(SOURCE PASSAGE begins)

We evaluated apoptosis rates in MIR375 or mock‐transfected colon cancer cell lines. As shown in Figure 4c and Supporting Information Figure S4A, apoptosis and necrosis in HT29 cells was stably enhanced after MIR375 transfection (Fig. 4c, p < 0.01) and siCTGF transfection (Supporting Information Fig. S4A, p < 0.01). The stably increased apoptotic and necrotic cell numbers were also observed in MIR375‐transfected HCT116 cells (Fig. 4c, p < 0.01) and siCTGF‐transfected HCT116 cells (Supporting Information Fig. S4A, p < 0.01).

The migratory ability of MIR375‐ or siCTGF‐transfected colon cancer cells

As shown in Figure 4d, in the scratch wound assay, the cell migratory ability was significantly inhibited in HCT116 cells transfected with MIR375 (Fig. 4d). The cell migration ability in MIR375‐transfected cells was significantly decreased 48 hr (p < 0.05) and 72 hr (p < 0.01) after the transfection (Fig. 4d). The ability of HCT116 cells to migrate through the insert membrane was also significantly inhibited by MIR375 (Fig. 4e, upper panel, p < 0.01) or by siCTGF (Fig. 4e, lower panel, p < 0.05).

(SOURCE PASSAGE ends)
(DATA EXTRACT begins)

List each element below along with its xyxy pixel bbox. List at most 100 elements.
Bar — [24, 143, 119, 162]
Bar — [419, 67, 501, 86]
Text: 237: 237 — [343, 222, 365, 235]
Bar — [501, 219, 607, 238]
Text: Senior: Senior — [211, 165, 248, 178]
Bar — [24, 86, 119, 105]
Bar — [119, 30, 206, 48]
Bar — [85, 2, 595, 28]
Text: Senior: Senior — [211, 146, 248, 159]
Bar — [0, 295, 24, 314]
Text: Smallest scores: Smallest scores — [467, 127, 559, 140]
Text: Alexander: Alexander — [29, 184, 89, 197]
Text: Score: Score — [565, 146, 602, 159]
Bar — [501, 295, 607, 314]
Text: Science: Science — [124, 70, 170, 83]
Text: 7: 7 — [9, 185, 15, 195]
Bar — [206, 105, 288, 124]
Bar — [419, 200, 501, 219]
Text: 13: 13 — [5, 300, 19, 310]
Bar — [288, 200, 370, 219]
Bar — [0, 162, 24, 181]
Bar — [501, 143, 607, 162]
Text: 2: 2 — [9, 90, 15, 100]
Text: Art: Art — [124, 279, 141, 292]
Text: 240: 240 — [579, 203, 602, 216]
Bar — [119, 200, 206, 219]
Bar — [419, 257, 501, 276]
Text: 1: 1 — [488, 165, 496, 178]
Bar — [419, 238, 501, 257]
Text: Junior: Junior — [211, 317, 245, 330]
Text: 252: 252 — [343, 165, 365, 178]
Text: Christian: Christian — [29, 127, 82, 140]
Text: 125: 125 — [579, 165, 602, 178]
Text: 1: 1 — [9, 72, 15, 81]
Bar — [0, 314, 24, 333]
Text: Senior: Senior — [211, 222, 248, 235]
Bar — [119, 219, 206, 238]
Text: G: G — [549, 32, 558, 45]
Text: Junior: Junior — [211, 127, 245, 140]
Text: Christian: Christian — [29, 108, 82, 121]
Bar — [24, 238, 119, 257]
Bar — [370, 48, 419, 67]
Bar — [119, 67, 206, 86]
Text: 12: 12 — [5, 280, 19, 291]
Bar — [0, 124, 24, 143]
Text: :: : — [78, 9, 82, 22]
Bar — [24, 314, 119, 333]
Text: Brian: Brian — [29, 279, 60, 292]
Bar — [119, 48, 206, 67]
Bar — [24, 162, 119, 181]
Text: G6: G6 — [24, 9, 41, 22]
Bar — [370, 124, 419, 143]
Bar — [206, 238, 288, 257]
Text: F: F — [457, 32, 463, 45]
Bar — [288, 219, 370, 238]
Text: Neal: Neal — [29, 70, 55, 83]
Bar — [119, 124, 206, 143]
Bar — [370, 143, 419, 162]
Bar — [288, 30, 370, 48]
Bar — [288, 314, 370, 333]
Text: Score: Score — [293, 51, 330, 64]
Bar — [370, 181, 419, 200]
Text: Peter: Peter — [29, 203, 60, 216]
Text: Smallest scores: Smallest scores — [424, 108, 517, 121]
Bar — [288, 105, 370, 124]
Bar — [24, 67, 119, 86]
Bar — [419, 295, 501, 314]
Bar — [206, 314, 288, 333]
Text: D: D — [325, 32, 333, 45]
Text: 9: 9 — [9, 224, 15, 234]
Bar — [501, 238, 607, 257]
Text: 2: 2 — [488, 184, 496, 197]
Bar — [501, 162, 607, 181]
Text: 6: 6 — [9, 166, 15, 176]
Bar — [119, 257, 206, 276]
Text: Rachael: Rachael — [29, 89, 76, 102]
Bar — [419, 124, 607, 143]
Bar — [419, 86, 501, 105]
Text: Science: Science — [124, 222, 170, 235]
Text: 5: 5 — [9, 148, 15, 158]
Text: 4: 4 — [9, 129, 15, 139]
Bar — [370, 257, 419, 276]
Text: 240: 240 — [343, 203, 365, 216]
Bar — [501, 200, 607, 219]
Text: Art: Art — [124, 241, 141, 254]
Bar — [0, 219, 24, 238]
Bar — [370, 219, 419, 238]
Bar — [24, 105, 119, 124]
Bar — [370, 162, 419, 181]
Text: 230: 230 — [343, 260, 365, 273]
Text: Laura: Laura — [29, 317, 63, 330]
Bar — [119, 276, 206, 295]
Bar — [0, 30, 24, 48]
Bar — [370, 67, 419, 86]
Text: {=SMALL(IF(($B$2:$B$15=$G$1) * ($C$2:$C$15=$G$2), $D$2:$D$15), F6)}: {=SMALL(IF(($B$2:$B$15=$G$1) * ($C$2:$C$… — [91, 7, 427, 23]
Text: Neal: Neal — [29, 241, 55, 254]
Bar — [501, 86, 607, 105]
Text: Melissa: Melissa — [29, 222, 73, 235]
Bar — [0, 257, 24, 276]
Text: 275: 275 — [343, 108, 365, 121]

(DATA EXTRACT ends)

## EXERCISES TO COMPLETE
**a)** Rewrite the passage on transfected colon cancer cells from "The migratory ability" up to and including "lower panel, p < 0.05).", replacing "scratch wound assay" with "wound healing assay".
**b)** Write a continuation of the passage on transfected colon cancer cells, beginning after its final sentence.
The rows are not needed for this work.

## TASK RESULTS
**a)**
The migratory ability of MIR375‐ or siCTGF‐transfected colon cancer cells

As shown in Figure 4d, in the wound healing assay, the cell migratory ability was significantly inhibited in HCT116 cells transfected with MIR375 (Fig. 4d). The cell migration ability in MIR375‐transfected cells was significantly decreased 48 hr (p < 0.05) and 72 hr (p < 0.01) after the transfection (Fig. 4d). The ability of HCT116 cells to migrate through the insert membrane was also significantly inhibited by MIR375 (Fig. 4e, upper panel, p < 0.01) or by siCTGF (Fig. 4e, lower panel, p < 0.05).

**b)**
Effects of MIR375 on tumor growth in mice with a xenograft of colon cancer cells

To study the effects of MIR375 on tumor growth in vivo, we used a xenograft tumor model consisting of athymic nude mice with subcutaneously implanted HCT116 or HT29 cells. After 20 days of transfection, mean tumor volume of MIR375‐transfected cells was 332.7 ± 26.2 mm³ (HCT116) and 255.45 ± 15.05 mm³ (HT29) and was significantly smaller than that in mock cells (532.9 ± 25.2 and 357.9 ± 20.1 mm³, respectively; p < 0.01; Figs. 5a and 5b). As compared to the mock control, the average tumor weight of MIR375‐transfected cancer cells was significantly reduced in both cell lines: HCT116 and HT29 (Fig. 5b, p < 0.01). We also compared with the mock control, the average tumor volume of siCTGF‐transfected cancer cells was significantly reduced in both cell lines: HCT116 and HT29 (Supporting Information Fig. S4B). This result indicated that the proliferative ability was reduced by MIR375 overexpression.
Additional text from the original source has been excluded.